===== Information given =====

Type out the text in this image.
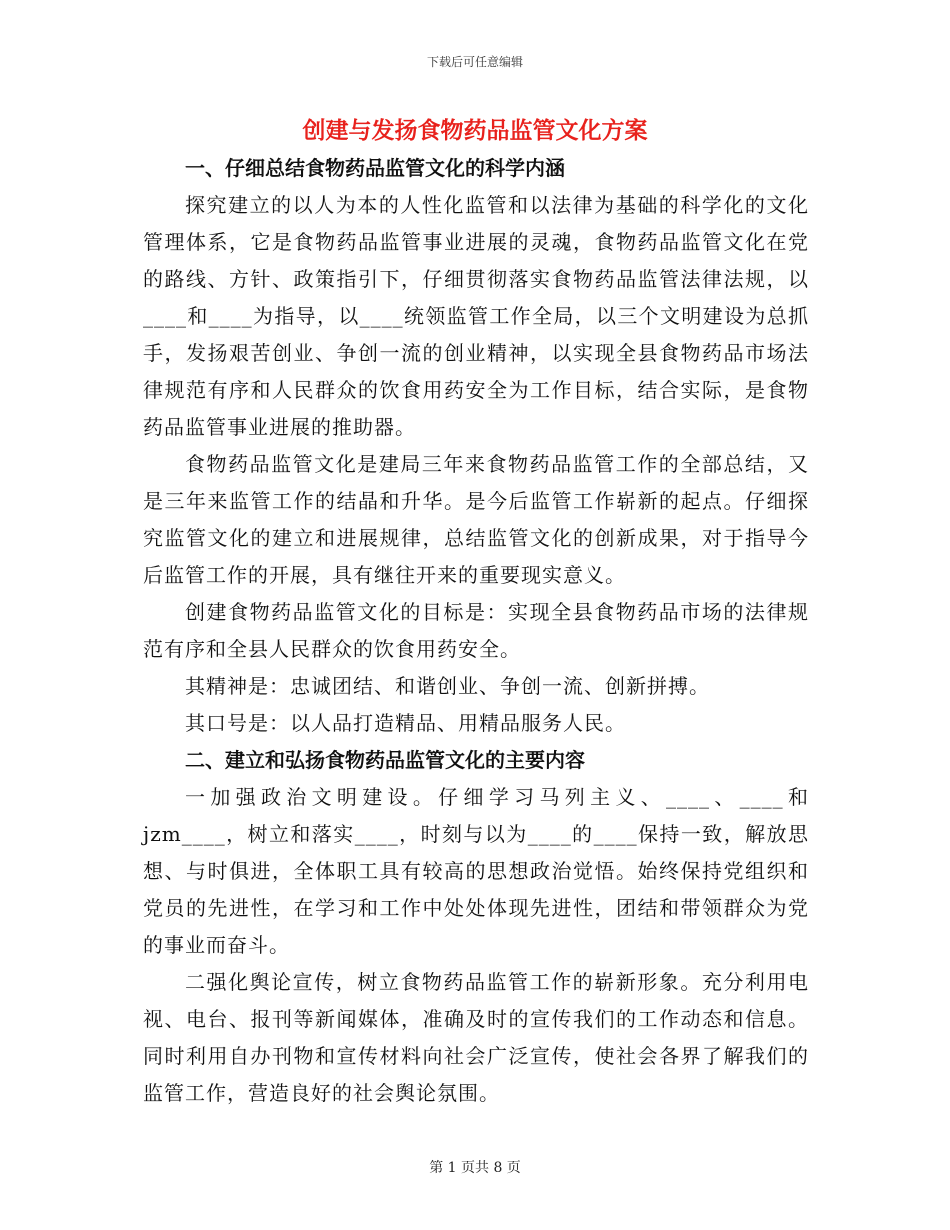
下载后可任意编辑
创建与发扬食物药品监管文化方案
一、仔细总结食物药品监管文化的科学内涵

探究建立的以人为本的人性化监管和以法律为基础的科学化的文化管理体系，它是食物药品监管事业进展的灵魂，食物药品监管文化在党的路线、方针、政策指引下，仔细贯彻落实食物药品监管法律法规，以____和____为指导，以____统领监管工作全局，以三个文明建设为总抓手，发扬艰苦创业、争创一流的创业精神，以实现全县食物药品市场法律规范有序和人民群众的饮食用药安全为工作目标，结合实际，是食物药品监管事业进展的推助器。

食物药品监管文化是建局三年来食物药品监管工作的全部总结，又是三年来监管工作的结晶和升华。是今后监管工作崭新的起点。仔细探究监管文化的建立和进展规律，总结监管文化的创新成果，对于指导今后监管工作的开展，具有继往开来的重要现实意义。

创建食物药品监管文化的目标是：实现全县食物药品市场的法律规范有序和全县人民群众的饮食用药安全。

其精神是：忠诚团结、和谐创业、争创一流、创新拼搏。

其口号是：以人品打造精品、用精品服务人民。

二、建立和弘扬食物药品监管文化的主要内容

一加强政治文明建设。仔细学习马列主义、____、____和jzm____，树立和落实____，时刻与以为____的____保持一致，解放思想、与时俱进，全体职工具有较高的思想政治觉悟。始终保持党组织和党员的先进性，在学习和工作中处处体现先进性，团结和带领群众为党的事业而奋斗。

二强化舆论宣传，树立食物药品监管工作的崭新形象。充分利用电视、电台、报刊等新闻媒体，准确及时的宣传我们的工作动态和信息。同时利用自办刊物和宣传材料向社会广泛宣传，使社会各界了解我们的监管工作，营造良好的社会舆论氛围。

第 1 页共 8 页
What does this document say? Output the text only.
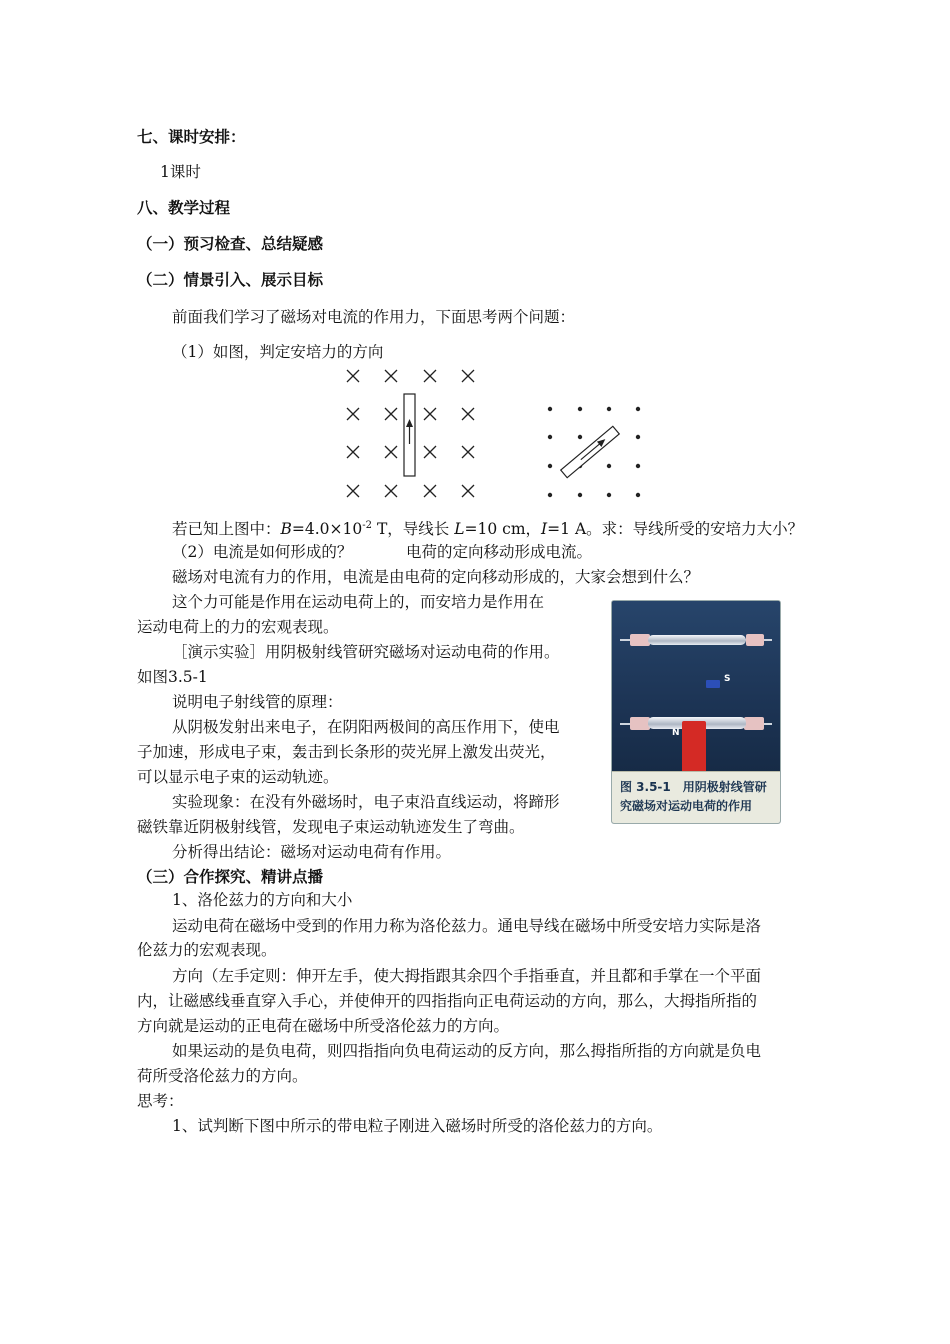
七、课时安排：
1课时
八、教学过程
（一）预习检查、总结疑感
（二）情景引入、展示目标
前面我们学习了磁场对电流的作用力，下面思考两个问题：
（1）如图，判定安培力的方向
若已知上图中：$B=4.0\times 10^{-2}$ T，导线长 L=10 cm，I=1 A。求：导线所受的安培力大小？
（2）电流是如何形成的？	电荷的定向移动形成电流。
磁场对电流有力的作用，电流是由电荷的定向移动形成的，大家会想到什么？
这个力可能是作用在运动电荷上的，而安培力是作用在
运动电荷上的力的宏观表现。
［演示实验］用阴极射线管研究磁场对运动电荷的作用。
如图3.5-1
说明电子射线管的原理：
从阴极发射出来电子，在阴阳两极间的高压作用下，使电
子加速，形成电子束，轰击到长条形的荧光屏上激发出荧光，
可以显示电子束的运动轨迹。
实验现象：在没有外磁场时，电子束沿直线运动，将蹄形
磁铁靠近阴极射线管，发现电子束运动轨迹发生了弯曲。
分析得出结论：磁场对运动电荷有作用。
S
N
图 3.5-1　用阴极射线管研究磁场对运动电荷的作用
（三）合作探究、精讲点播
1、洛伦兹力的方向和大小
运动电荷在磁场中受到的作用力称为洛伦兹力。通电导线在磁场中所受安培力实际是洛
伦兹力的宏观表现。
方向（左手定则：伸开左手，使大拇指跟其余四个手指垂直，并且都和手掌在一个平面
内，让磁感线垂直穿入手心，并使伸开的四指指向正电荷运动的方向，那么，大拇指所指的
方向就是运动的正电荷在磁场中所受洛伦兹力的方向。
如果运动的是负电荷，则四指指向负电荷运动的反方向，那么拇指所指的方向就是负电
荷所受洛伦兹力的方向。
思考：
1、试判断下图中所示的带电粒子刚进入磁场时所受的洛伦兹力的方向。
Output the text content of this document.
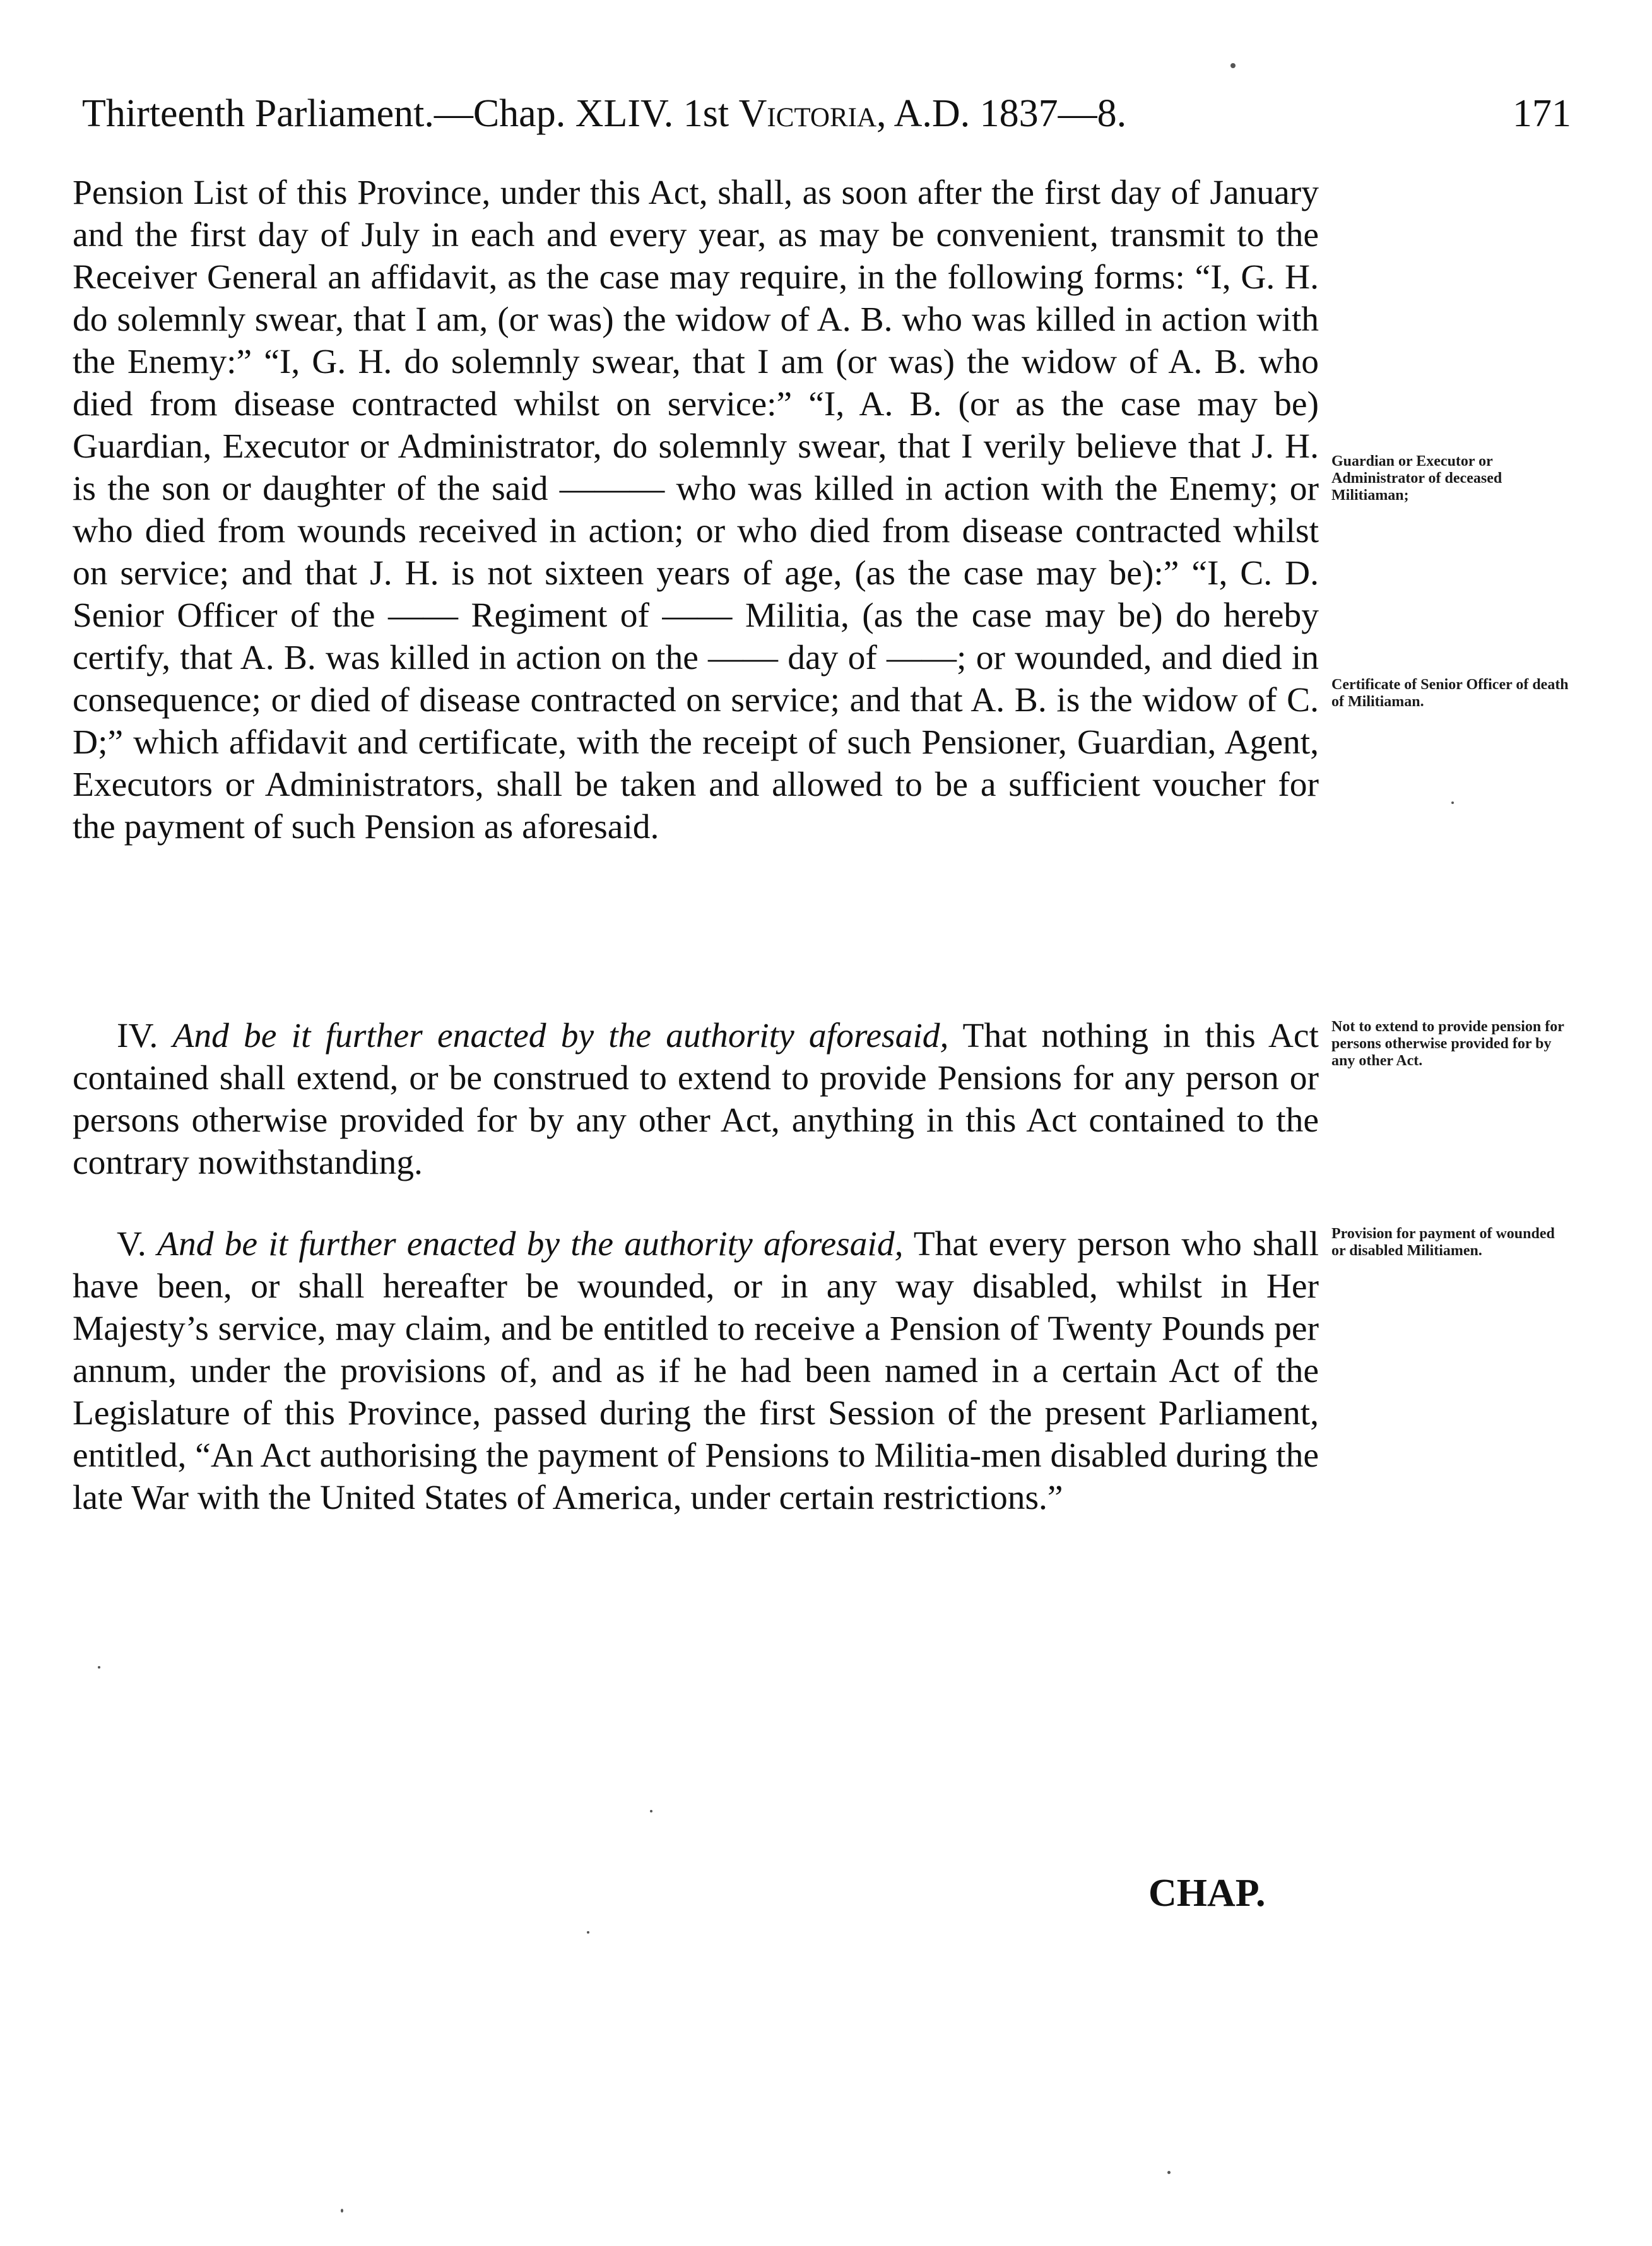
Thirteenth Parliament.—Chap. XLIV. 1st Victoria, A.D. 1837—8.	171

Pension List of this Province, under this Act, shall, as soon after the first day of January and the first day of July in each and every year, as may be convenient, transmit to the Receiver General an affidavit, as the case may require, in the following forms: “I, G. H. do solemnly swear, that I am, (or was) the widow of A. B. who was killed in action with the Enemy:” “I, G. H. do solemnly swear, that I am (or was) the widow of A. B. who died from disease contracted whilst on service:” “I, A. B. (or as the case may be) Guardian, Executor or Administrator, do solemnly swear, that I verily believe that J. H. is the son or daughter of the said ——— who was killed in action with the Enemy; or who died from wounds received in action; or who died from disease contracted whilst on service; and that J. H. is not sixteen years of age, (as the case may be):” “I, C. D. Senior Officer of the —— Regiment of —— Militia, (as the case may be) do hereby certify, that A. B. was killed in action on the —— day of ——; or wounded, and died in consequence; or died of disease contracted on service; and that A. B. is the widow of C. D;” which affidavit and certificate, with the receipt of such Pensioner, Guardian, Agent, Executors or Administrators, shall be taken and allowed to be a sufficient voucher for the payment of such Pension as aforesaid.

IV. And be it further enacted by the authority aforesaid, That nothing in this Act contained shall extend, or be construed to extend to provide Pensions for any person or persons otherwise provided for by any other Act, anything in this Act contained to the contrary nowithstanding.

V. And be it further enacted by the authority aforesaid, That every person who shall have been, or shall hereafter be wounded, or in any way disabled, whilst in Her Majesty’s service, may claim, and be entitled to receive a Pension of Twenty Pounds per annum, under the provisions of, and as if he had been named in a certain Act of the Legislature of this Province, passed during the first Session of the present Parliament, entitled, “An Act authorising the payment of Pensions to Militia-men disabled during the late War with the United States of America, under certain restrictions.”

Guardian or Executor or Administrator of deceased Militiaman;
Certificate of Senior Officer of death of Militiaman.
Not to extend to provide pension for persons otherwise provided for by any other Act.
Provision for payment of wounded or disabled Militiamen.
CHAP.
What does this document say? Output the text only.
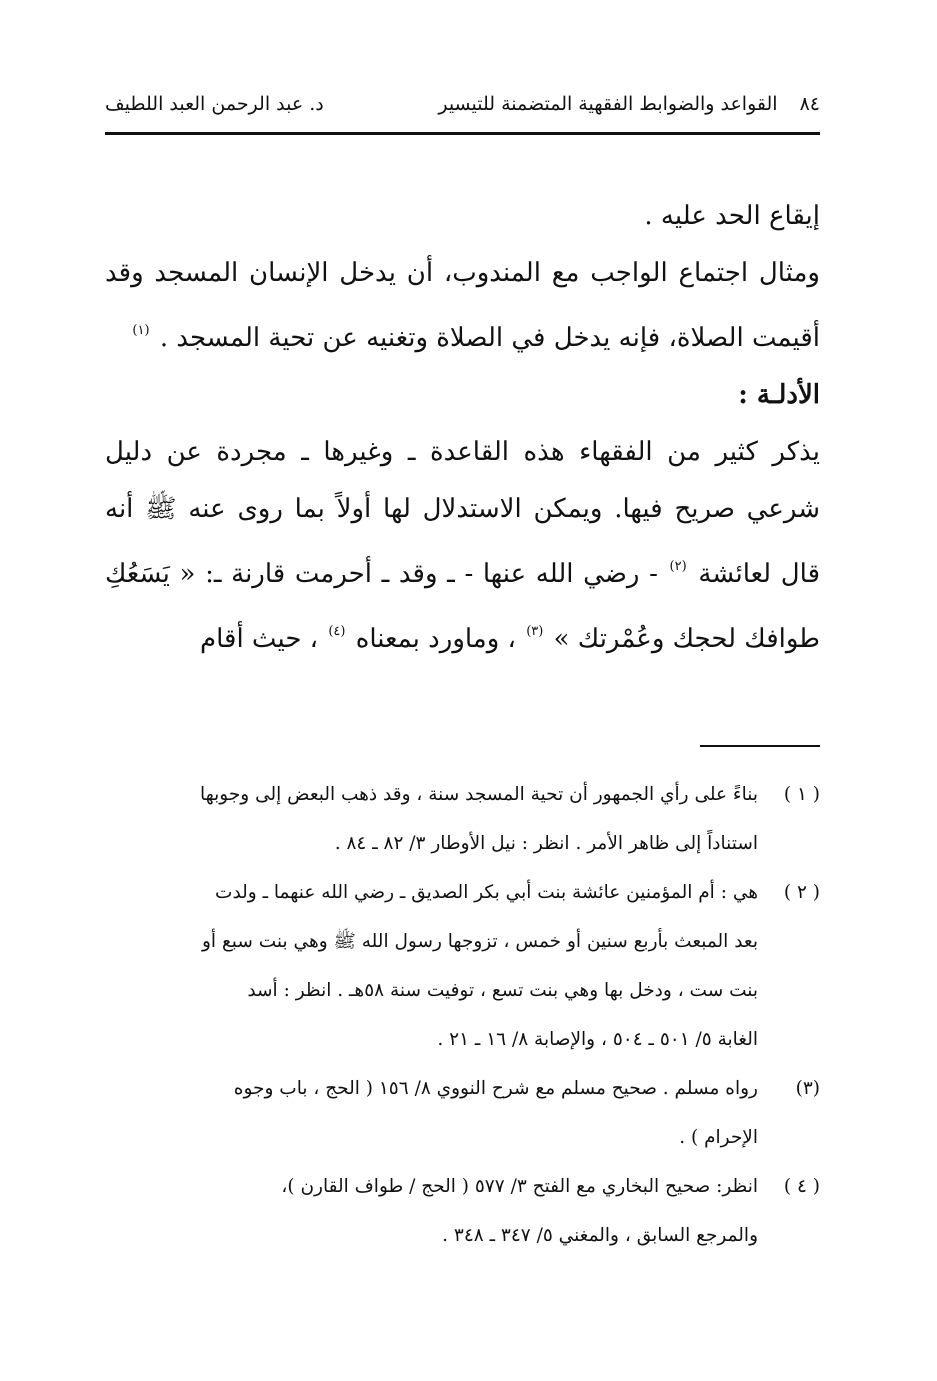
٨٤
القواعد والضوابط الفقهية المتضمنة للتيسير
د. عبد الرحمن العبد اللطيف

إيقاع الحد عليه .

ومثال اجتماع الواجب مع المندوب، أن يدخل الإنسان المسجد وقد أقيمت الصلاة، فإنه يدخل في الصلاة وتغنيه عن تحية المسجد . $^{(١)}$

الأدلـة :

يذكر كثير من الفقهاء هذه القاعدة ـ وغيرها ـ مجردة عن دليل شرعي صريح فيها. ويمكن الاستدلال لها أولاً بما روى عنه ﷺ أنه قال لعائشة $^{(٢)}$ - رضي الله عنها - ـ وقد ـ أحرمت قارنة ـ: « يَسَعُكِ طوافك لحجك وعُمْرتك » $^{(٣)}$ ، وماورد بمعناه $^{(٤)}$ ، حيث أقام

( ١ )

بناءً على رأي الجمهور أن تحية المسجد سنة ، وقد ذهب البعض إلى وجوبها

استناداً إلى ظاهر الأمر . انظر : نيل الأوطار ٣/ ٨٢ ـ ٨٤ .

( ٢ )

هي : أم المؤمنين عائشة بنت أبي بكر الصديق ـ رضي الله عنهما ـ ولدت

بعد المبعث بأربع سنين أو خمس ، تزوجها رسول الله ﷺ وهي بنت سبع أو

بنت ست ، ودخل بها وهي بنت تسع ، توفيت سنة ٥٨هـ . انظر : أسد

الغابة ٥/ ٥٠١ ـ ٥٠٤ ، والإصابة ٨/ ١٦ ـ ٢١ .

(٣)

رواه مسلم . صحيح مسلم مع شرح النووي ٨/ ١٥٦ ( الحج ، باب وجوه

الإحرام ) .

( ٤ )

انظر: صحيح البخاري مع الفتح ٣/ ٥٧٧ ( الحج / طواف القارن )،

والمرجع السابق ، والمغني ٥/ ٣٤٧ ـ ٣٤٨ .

=====

State, as a number only, how many lines in the entries include "provide".

2